## Written problem
Return all entries precisely as they stand, without the images.

[Extracted data entries]

_ _ _

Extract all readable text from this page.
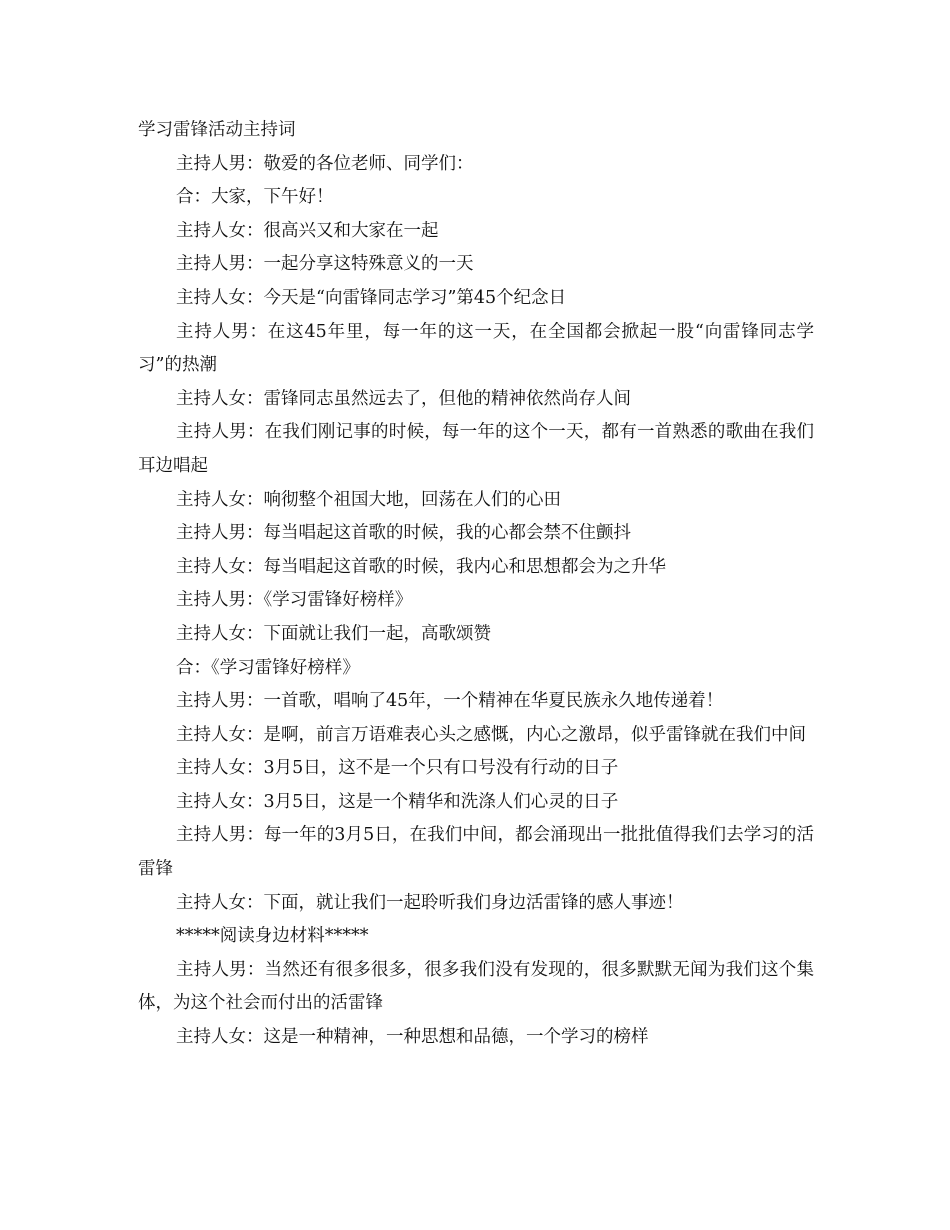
学习雷锋活动主持词

主持人男：敬爱的各位老师、同学们：

合：大家，下午好！

主持人女：很高兴又和大家在一起

主持人男：一起分享这特殊意义的一天

主持人女：今天是“向雷锋同志学习”第45个纪念日

主持人男：在这45年里，每一年的这一天，在全国都会掀起一股“向雷锋同志学习”的热潮

主持人女：雷锋同志虽然远去了，但他的精神依然尚存人间

主持人男：在我们刚记事的时候，每一年的这个一天，都有一首熟悉的歌曲在我们耳边唱起

主持人女：响彻整个祖国大地，回荡在人们的心田

主持人男：每当唱起这首歌的时候，我的心都会禁不住颤抖

主持人女：每当唱起这首歌的时候，我内心和思想都会为之升华

主持人男：《学习雷锋好榜样》

主持人女：下面就让我们一起，高歌颂赞

合：《学习雷锋好榜样》

主持人男：一首歌，唱响了45年，一个精神在华夏民族永久地传递着！

主持人女：是啊，前言万语难表心头之感慨，内心之激昂，似乎雷锋就在我们中间

主持人女：3月5日，这不是一个只有口号没有行动的日子

主持人女：3月5日，这是一个精华和洗涤人们心灵的日子

主持人男：每一年的3月5日，在我们中间，都会涌现出一批批值得我们去学习的活雷锋

主持人女：下面，就让我们一起聆听我们身边活雷锋的感人事迹！

*****阅读身边材料*****

主持人男：当然还有很多很多，很多我们没有发现的，很多默默无闻为我们这个集体，为这个社会而付出的活雷锋

主持人女：这是一种精神，一种思想和品德，一个学习的榜样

_ _ _

## Task solution
Extract all readable text from this page.
学习雷锋活动主持词

主持人男：敬爱的各位老师、同学们：

合：大家，下午好！

主持人女：很高兴又和大家在一起

主持人男：一起分享这特殊意义的一天

主持人女：今天是“向雷锋同志学习”第45个纪念日

主持人男：在这45年里，每一年的这一天，在全国都会掀起一股“向雷锋同志学习”的热潮

主持人女：雷锋同志虽然远去了，但他的精神依然尚存人间

主持人男：在我们刚记事的时候，每一年的这个一天，都有一首熟悉的歌曲在我们耳边唱起

主持人女：响彻整个祖国大地，回荡在人们的心田

主持人男：每当唱起这首歌的时候，我的心都会禁不住颤抖

主持人女：每当唱起这首歌的时候，我内心和思想都会为之升华

主持人男：《学习雷锋好榜样》

主持人女：下面就让我们一起，高歌颂赞

合：《学习雷锋好榜样》

主持人男：一首歌，唱响了45年，一个精神在华夏民族永久地传递着！

主持人女：是啊，前言万语难表心头之感慨，内心之激昂，似乎雷锋就在我们中间

主持人女：3月5日，这不是一个只有口号没有行动的日子

主持人女：3月5日，这是一个精华和洗涤人们心灵的日子

主持人男：每一年的3月5日，在我们中间，都会涌现出一批批值得我们去学习的活雷锋

主持人女：下面，就让我们一起聆听我们身边活雷锋的感人事迹！

*****阅读身边材料*****

主持人男：当然还有很多很多，很多我们没有发现的，很多默默无闻为我们这个集体，为这个社会而付出的活雷锋

主持人女：这是一种精神，一种思想和品德，一个学习的榜样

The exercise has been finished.